* _Stated goal_: Copy each line containing the word "this" from the records that follow, please.

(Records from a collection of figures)
• • • • •

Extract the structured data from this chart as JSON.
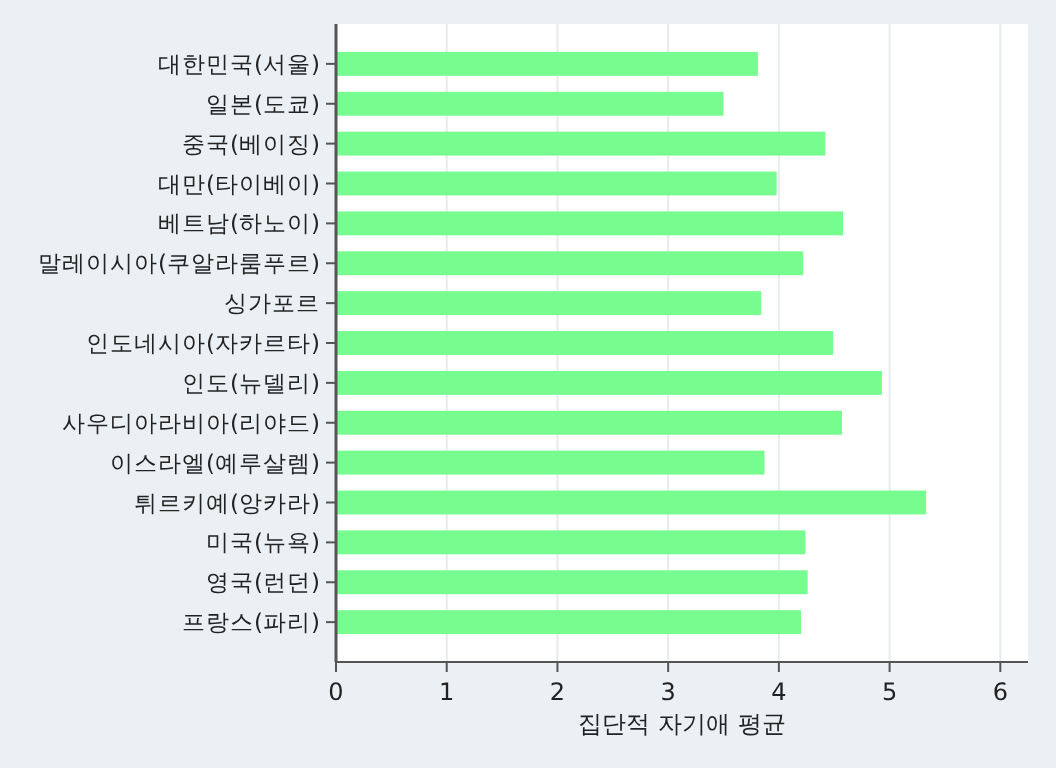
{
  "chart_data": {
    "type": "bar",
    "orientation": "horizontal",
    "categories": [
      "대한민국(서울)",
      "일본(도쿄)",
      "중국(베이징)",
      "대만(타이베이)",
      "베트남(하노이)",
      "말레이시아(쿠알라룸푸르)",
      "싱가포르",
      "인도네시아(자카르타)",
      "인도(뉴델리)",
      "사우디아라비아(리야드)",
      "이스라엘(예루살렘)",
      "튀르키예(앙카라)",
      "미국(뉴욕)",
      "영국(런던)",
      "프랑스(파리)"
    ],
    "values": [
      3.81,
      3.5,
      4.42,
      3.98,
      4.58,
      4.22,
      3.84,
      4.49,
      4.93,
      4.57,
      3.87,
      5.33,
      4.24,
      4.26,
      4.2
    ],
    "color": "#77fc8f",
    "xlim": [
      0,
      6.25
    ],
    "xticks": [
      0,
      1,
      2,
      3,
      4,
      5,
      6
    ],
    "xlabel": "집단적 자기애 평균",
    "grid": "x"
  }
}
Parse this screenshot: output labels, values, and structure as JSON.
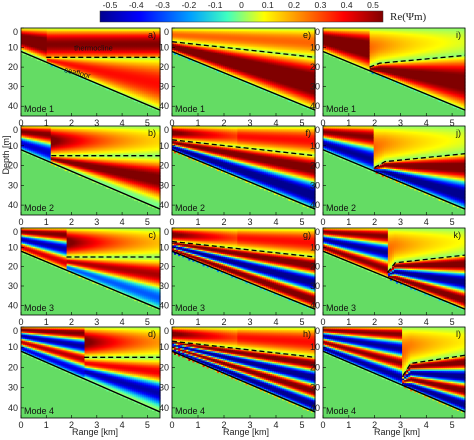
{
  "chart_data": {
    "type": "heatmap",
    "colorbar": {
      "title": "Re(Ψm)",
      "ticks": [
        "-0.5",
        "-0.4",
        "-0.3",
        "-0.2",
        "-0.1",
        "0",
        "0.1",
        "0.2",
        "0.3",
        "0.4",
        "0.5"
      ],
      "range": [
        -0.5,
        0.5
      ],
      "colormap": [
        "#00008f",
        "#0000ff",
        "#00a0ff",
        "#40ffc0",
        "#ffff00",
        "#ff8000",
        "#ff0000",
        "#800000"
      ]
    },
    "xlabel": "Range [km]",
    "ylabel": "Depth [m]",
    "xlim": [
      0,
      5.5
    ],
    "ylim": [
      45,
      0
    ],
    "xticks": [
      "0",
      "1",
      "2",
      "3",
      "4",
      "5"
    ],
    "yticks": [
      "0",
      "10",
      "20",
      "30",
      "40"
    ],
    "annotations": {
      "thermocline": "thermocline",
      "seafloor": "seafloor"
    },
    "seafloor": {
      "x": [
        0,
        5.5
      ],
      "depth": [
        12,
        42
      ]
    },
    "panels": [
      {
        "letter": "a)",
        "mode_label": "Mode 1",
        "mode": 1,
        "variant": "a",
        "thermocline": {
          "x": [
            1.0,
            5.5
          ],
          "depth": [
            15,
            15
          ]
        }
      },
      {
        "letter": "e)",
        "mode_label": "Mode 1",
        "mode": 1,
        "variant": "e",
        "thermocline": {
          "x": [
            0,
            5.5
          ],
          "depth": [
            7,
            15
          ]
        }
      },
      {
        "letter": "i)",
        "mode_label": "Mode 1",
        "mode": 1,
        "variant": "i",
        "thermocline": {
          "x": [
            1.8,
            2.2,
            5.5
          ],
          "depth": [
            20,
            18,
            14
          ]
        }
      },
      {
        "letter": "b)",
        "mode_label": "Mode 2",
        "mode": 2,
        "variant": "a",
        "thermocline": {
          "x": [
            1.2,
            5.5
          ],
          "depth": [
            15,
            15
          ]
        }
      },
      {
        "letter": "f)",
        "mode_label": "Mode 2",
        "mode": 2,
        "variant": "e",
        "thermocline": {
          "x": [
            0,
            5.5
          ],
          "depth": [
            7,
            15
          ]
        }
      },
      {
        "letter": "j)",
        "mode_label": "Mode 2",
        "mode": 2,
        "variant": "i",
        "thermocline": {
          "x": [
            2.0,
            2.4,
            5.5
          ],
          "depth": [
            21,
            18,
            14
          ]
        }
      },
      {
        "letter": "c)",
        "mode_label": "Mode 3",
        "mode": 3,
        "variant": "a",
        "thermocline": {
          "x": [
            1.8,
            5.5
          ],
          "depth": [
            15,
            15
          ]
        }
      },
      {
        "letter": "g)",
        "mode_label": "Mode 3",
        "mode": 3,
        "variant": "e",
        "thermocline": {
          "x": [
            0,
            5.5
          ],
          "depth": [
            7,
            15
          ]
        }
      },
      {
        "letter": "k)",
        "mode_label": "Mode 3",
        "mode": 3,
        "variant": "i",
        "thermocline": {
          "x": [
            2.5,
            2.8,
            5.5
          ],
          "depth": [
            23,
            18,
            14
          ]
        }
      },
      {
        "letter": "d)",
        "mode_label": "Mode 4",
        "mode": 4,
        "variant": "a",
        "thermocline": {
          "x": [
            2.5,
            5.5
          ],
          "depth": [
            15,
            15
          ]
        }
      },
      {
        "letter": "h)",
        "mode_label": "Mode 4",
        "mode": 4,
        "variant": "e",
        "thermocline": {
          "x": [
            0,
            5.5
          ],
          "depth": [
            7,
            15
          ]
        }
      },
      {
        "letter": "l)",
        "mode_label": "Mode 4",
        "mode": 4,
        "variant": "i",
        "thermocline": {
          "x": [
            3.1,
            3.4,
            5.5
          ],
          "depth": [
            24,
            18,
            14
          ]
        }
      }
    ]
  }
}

• • • • •

* _Reply to the task_:
Extract the structured data from this chart as JSON.
Parse this screenshot: output labels, values, and structure as JSON.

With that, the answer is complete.